Exercise:
Replace each "bookmark-item" in the entries below with "bookmark-link" and write the entries out again with nothing else changed. Leave out the pictures.

=== Exercise data ===

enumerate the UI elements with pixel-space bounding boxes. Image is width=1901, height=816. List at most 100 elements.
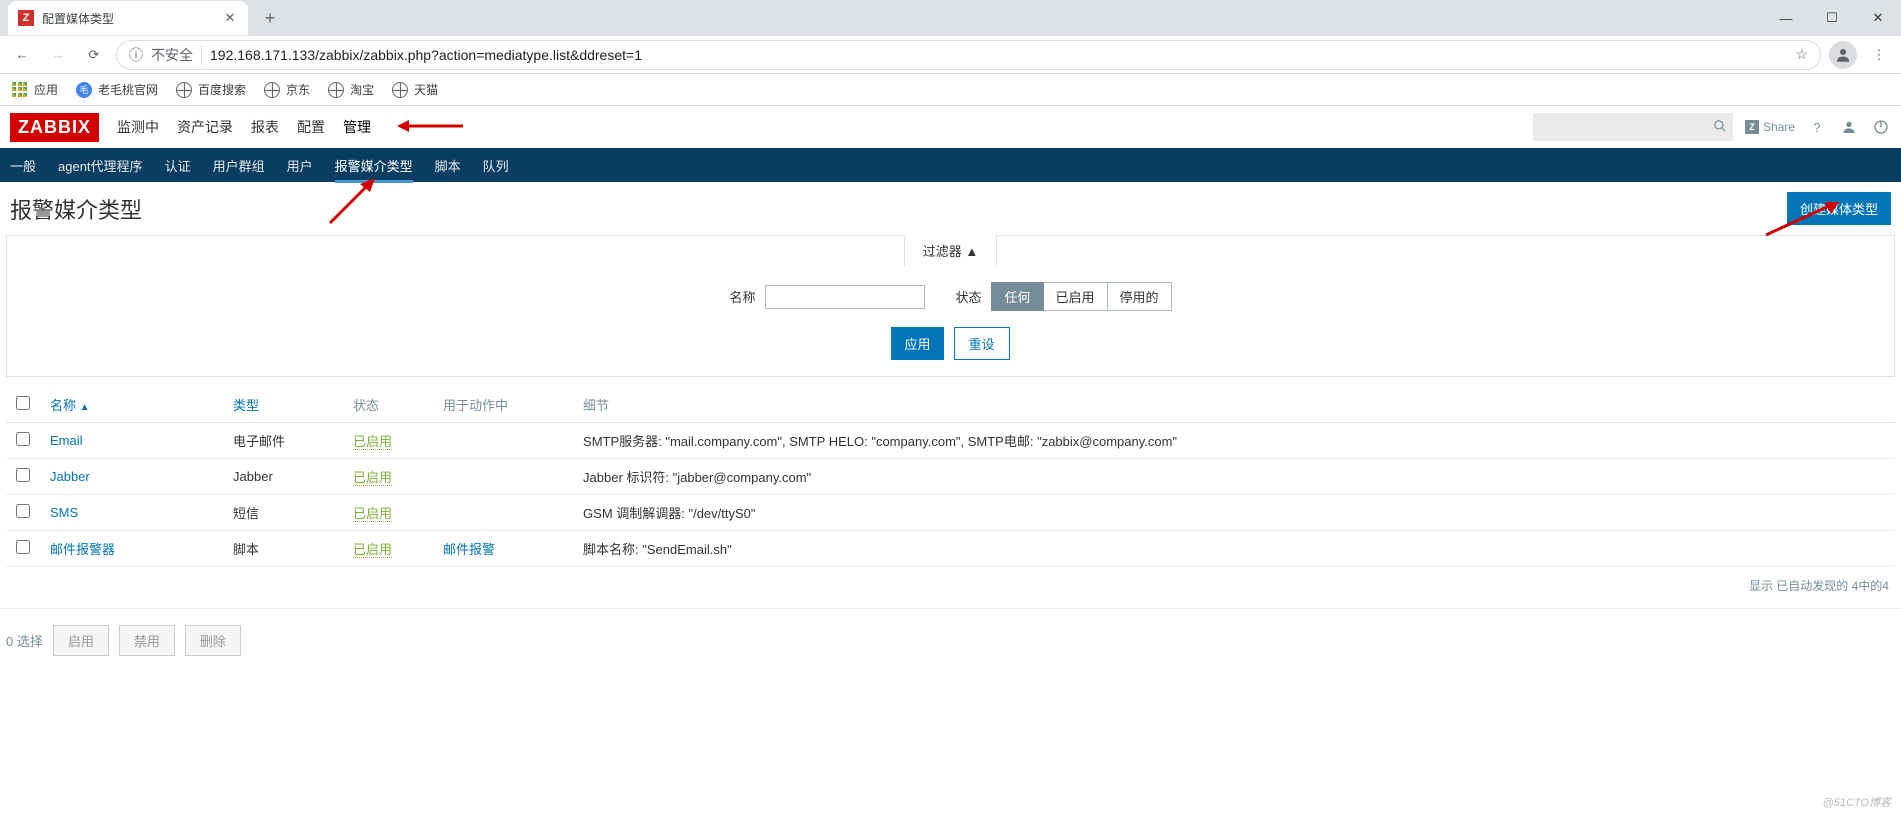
col-details: 细节 <box>573 387 1895 423</box>
menu-reports[interactable]: 报表 <box>251 113 279 141</box>
col-name[interactable]: 名称 ▲ <box>40 387 223 423</box>
select-all-checkbox[interactable] <box>16 396 30 410</box>
submenu-authentication[interactable]: 认证 <box>165 148 191 183</box>
sub-menu: 一般 agent代理程序 认证 用户群组 用户 报警媒介类型 脚本 队列 <box>0 148 1901 182</box>
search-input[interactable] <box>1533 113 1733 141</box>
mediatype-name-link[interactable]: 邮件报警器 <box>50 542 115 557</box>
col-type[interactable]: 类型 <box>223 387 343 423</box>
submenu-users[interactable]: 用户 <box>287 148 313 183</box>
bookmark-star-icon[interactable]: ☆ <box>1795 46 1808 63</box>
status-toggle[interactable]: 已启用 <box>353 470 392 486</box>
new-tab-button[interactable]: + <box>256 4 284 32</box>
bulk-disable-button[interactable]: 禁用 <box>119 625 175 656</box>
table-row: 邮件报警器 脚本 已启用 邮件报警 脚本名称: "SendEmail.sh" <box>6 531 1895 567</box>
bulk-enable-button[interactable]: 启用 <box>53 625 109 656</box>
bookmark-item[interactable]: 天猫 <box>392 81 438 98</box>
submenu-scripts[interactable]: 脚本 <box>435 148 461 183</box>
col-usedin: 用于动作中 <box>433 387 573 423</box>
row-checkbox[interactable] <box>16 432 30 446</box>
bookmark-favicon: 毛 <box>76 82 92 98</box>
nav-reload-icon[interactable]: ⟳ <box>80 41 108 69</box>
filter-status-any[interactable]: 任何 <box>991 282 1043 311</box>
bookmark-item[interactable]: 百度搜索 <box>176 81 246 98</box>
bulk-delete-button[interactable]: 删除 <box>185 625 241 656</box>
mediatype-details: SMTP服务器: "mail.company.com", SMTP HELO: … <box>573 423 1895 459</box>
security-label: 不安全 <box>151 45 193 65</box>
used-in-action-link[interactable]: 邮件报警 <box>443 542 495 557</box>
zabbix-header: ZABBIX 监测中 资产记录 报表 配置 管理 ZShare ? <box>0 106 1901 148</box>
row-checkbox[interactable] <box>16 504 30 518</box>
status-toggle[interactable]: 已启用 <box>353 434 392 450</box>
help-icon[interactable]: ? <box>1807 120 1827 135</box>
browser-tab[interactable]: Z 配置媒体类型 ✕ <box>8 1 248 35</box>
bulk-actions: 0 选择 启用 禁用 删除 <box>0 608 1901 672</box>
row-checkbox[interactable] <box>16 540 30 554</box>
mediatype-type: 电子邮件 <box>223 423 343 459</box>
mediatype-name-link[interactable]: SMS <box>50 505 78 520</box>
globe-icon <box>264 82 280 98</box>
apps-icon <box>12 82 28 98</box>
filter-status-label: 状态 <box>955 287 981 306</box>
window-minimize-icon[interactable]: — <box>1763 2 1809 34</box>
apps-button[interactable]: 应用 <box>12 81 58 98</box>
logout-icon[interactable] <box>1871 119 1891 135</box>
info-icon: ⓘ <box>129 45 143 65</box>
browser-toolbar: ← → ⟳ ⓘ 不安全 192.168.171.133/zabbix/zabbi… <box>0 36 1901 74</box>
bookmark-item[interactable]: 淘宝 <box>328 81 374 98</box>
status-toggle[interactable]: 已启用 <box>353 542 392 558</box>
submenu-usergroups[interactable]: 用户群组 <box>213 148 265 183</box>
search-wrap <box>1533 113 1733 141</box>
mediatype-name-link[interactable]: Jabber <box>50 469 90 484</box>
globe-icon <box>392 82 408 98</box>
address-url: 192.168.171.133/zabbix/zabbix.php?action… <box>210 47 642 63</box>
selected-count: 0 选择 <box>6 631 43 650</box>
filter-toggle[interactable]: 过滤器 ▲ <box>7 236 1894 266</box>
status-toggle[interactable]: 已启用 <box>353 506 392 522</box>
share-link[interactable]: ZShare <box>1745 120 1795 134</box>
tab-close-icon[interactable]: ✕ <box>222 10 238 26</box>
share-icon: Z <box>1745 120 1759 134</box>
submenu-general[interactable]: 一般 <box>10 148 36 183</box>
table-footer: 显示 已自动发现的 4中的4 <box>0 571 1901 600</box>
search-icon[interactable] <box>1713 119 1727 136</box>
nav-forward-icon[interactable]: → <box>44 41 72 69</box>
menu-administration[interactable]: 管理 <box>343 113 371 141</box>
submenu-queue[interactable]: 队列 <box>483 148 509 183</box>
mediatype-details: Jabber 标识符: "jabber@company.com" <box>573 459 1895 495</box>
window-close-icon[interactable]: ✕ <box>1855 2 1901 34</box>
menu-configuration[interactable]: 配置 <box>297 113 325 141</box>
mediatype-name-link[interactable]: Email <box>50 433 83 448</box>
browser-menu-icon[interactable]: ⋮ <box>1865 41 1893 69</box>
submenu-proxies[interactable]: agent代理程序 <box>58 148 143 183</box>
menu-monitoring[interactable]: 监测中 <box>117 113 159 141</box>
row-checkbox[interactable] <box>16 468 30 482</box>
zabbix-logo[interactable]: ZABBIX <box>10 113 99 142</box>
window-controls: — ☐ ✕ <box>1763 2 1901 34</box>
mediatype-type: 短信 <box>223 495 343 531</box>
user-icon[interactable] <box>1839 119 1859 135</box>
filter-status-disabled[interactable]: 停用的 <box>1108 282 1172 311</box>
menu-inventory[interactable]: 资产记录 <box>177 113 233 141</box>
create-mediatype-button[interactable]: 创建媒体类型 <box>1787 192 1891 225</box>
filter-apply-button[interactable]: 应用 <box>891 327 943 360</box>
browser-titlebar: Z 配置媒体类型 ✕ + — ☐ ✕ <box>0 0 1901 36</box>
nav-back-icon[interactable]: ← <box>8 41 36 69</box>
sort-asc-icon: ▲ <box>80 402 90 413</box>
mediatype-type: Jabber <box>223 459 343 495</box>
filter-name-input[interactable] <box>765 285 925 309</box>
filter-reset-button[interactable]: 重设 <box>954 327 1010 360</box>
profile-icon[interactable] <box>1829 41 1857 69</box>
filter-status-enabled[interactable]: 已启用 <box>1044 282 1108 311</box>
main-menu: 监测中 资产记录 报表 配置 管理 <box>117 113 371 141</box>
mediatype-details: 脚本名称: "SendEmail.sh" <box>573 531 1895 567</box>
table-row: Email 电子邮件 已启用 SMTP服务器: "mail.company.co… <box>6 423 1895 459</box>
globe-icon <box>328 82 344 98</box>
bookmark-item[interactable]: 京东 <box>264 81 310 98</box>
address-bar[interactable]: ⓘ 不安全 192.168.171.133/zabbix/zabbix.php?… <box>116 40 1821 70</box>
bookmark-item[interactable]: 毛老毛桃官网 <box>76 81 158 98</box>
submenu-mediatypes[interactable]: 报警媒介类型 <box>335 148 413 183</box>
table-row: SMS 短信 已启用 GSM 调制解调器: "/dev/ttyS0" <box>6 495 1895 531</box>
bookmarks-bar: 应用 毛老毛桃官网 百度搜索 京东 淘宝 天猫 <box>0 74 1901 106</box>
mediatype-table: 名称 ▲ 类型 状态 用于动作中 细节 Email 电子邮件 已启用 SMTP服… <box>6 387 1895 567</box>
window-maximize-icon[interactable]: ☐ <box>1809 2 1855 34</box>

===

Task answer:
enumerate the UI elements with pixel-space bounding boxes. Image is width=1901, height=816. List at most 100 elements.
col-details: 细节 <box>573 387 1895 423</box>
menu-reports[interactable]: 报表 <box>251 113 279 141</box>
col-name[interactable]: 名称 ▲ <box>40 387 223 423</box>
select-all-checkbox[interactable] <box>16 396 30 410</box>
submenu-authentication[interactable]: 认证 <box>165 148 191 183</box>
sub-menu: 一般 agent代理程序 认证 用户群组 用户 报警媒介类型 脚本 队列 <box>0 148 1901 182</box>
search-input[interactable] <box>1533 113 1733 141</box>
mediatype-name-link[interactable]: 邮件报警器 <box>50 542 115 557</box>
col-type[interactable]: 类型 <box>223 387 343 423</box>
submenu-users[interactable]: 用户 <box>287 148 313 183</box>
bookmark-star-icon[interactable]: ☆ <box>1795 46 1808 63</box>
status-toggle[interactable]: 已启用 <box>353 470 392 486</box>
new-tab-button[interactable]: + <box>256 4 284 32</box>
bulk-disable-button[interactable]: 禁用 <box>119 625 175 656</box>
table-row: 邮件报警器 脚本 已启用 邮件报警 脚本名称: "SendEmail.sh" <box>6 531 1895 567</box>
bulk-enable-button[interactable]: 启用 <box>53 625 109 656</box>
bookmark-link[interactable]: 天猫 <box>392 81 438 98</box>
submenu-scripts[interactable]: 脚本 <box>435 148 461 183</box>
col-usedin: 用于动作中 <box>433 387 573 423</box>
row-checkbox[interactable] <box>16 432 30 446</box>
bookmark-favicon: 毛 <box>76 82 92 98</box>
nav-reload-icon[interactable]: ⟳ <box>80 41 108 69</box>
filter-status-any[interactable]: 任何 <box>991 282 1043 311</box>
bookmark-link[interactable]: 百度搜索 <box>176 81 246 98</box>
bulk-delete-button[interactable]: 删除 <box>185 625 241 656</box>
mediatype-details: SMTP服务器: "mail.company.com", SMTP HELO: … <box>573 423 1895 459</box>
security-label: 不安全 <box>151 45 193 65</box>
used-in-action-link[interactable]: 邮件报警 <box>443 542 495 557</box>
zabbix-header: ZABBIX 监测中 资产记录 报表 配置 管理 ZShare ? <box>0 106 1901 148</box>
row-checkbox[interactable] <box>16 504 30 518</box>
status-toggle[interactable]: 已启用 <box>353 434 392 450</box>
help-icon[interactable]: ? <box>1807 120 1827 135</box>
browser-tab[interactable]: Z 配置媒体类型 ✕ <box>8 1 248 35</box>
bulk-actions: 0 选择 启用 禁用 删除 <box>0 608 1901 672</box>
row-checkbox[interactable] <box>16 540 30 554</box>
mediatype-type: 电子邮件 <box>223 423 343 459</box>
mediatype-name-link[interactable]: SMS <box>50 505 78 520</box>
globe-icon <box>264 82 280 98</box>
apps-icon <box>12 82 28 98</box>
filter-status-label: 状态 <box>955 287 981 306</box>
window-minimize-icon[interactable]: — <box>1763 2 1809 34</box>
apps-button[interactable]: 应用 <box>12 81 58 98</box>
logout-icon[interactable] <box>1871 119 1891 135</box>
info-icon: ⓘ <box>129 45 143 65</box>
browser-toolbar: ← → ⟳ ⓘ 不安全 192.168.171.133/zabbix/zabbi… <box>0 36 1901 74</box>
bookmark-link[interactable]: 淘宝 <box>328 81 374 98</box>
status-toggle[interactable]: 已启用 <box>353 542 392 558</box>
submenu-usergroups[interactable]: 用户群组 <box>213 148 265 183</box>
search-wrap <box>1533 113 1733 141</box>
mediatype-name-link[interactable]: Jabber <box>50 469 90 484</box>
globe-icon <box>392 82 408 98</box>
address-url: 192.168.171.133/zabbix/zabbix.php?action… <box>210 47 642 63</box>
selected-count: 0 选择 <box>6 631 43 650</box>
filter-toggle[interactable]: 过滤器 ▲ <box>7 236 1894 266</box>
status-toggle[interactable]: 已启用 <box>353 506 392 522</box>
share-link[interactable]: ZShare <box>1745 120 1795 134</box>
tab-close-icon[interactable]: ✕ <box>222 10 238 26</box>
share-icon: Z <box>1745 120 1759 134</box>
submenu-general[interactable]: 一般 <box>10 148 36 183</box>
table-footer: 显示 已自动发现的 4中的4 <box>0 571 1901 600</box>
search-icon[interactable] <box>1713 119 1727 136</box>
nav-forward-icon[interactable]: → <box>44 41 72 69</box>
menu-administration[interactable]: 管理 <box>343 113 371 141</box>
submenu-queue[interactable]: 队列 <box>483 148 509 183</box>
mediatype-details: Jabber 标识符: "jabber@company.com" <box>573 459 1895 495</box>
window-close-icon[interactable]: ✕ <box>1855 2 1901 34</box>
menu-configuration[interactable]: 配置 <box>297 113 325 141</box>
mediatype-name-link[interactable]: Email <box>50 433 83 448</box>
browser-menu-icon[interactable]: ⋮ <box>1865 41 1893 69</box>
submenu-proxies[interactable]: agent代理程序 <box>58 148 143 183</box>
menu-monitoring[interactable]: 监测中 <box>117 113 159 141</box>
row-checkbox[interactable] <box>16 468 30 482</box>
zabbix-logo[interactable]: ZABBIX <box>10 113 99 142</box>
window-controls: — ☐ ✕ <box>1763 2 1901 34</box>
mediatype-type: 短信 <box>223 495 343 531</box>
user-icon[interactable] <box>1839 119 1859 135</box>
filter-status-disabled[interactable]: 停用的 <box>1108 282 1172 311</box>
menu-inventory[interactable]: 资产记录 <box>177 113 233 141</box>
create-mediatype-button[interactable]: 创建媒体类型 <box>1787 192 1891 225</box>
filter-apply-button[interactable]: 应用 <box>891 327 943 360</box>
browser-titlebar: Z 配置媒体类型 ✕ + — ☐ ✕ <box>0 0 1901 36</box>
nav-back-icon[interactable]: ← <box>8 41 36 69</box>
sort-asc-icon: ▲ <box>80 402 90 413</box>
mediatype-type: Jabber <box>223 459 343 495</box>
filter-name-input[interactable] <box>765 285 925 309</box>
filter-reset-button[interactable]: 重设 <box>954 327 1010 360</box>
profile-icon[interactable] <box>1829 41 1857 69</box>
filter-status-enabled[interactable]: 已启用 <box>1044 282 1108 311</box>
main-menu: 监测中 资产记录 报表 配置 管理 <box>117 113 371 141</box>
mediatype-details: 脚本名称: "SendEmail.sh" <box>573 531 1895 567</box>
table-row: Email 电子邮件 已启用 SMTP服务器: "mail.company.co… <box>6 423 1895 459</box>
globe-icon <box>328 82 344 98</box>
bookmark-link[interactable]: 京东 <box>264 81 310 98</box>
address-bar[interactable]: ⓘ 不安全 192.168.171.133/zabbix/zabbix.php?… <box>116 40 1821 70</box>
bookmark-link[interactable]: 毛老毛桃官网 <box>76 81 158 98</box>
submenu-mediatypes[interactable]: 报警媒介类型 <box>335 148 413 183</box>
table-row: SMS 短信 已启用 GSM 调制解调器: "/dev/ttyS0" <box>6 495 1895 531</box>
bookmarks-bar: 应用 毛老毛桃官网 百度搜索 京东 淘宝 天猫 <box>0 74 1901 106</box>
mediatype-table: 名称 ▲ 类型 状态 用于动作中 细节 Email 电子邮件 已启用 SMTP服… <box>6 387 1895 567</box>
window-maximize-icon[interactable]: ☐ <box>1809 2 1855 34</box>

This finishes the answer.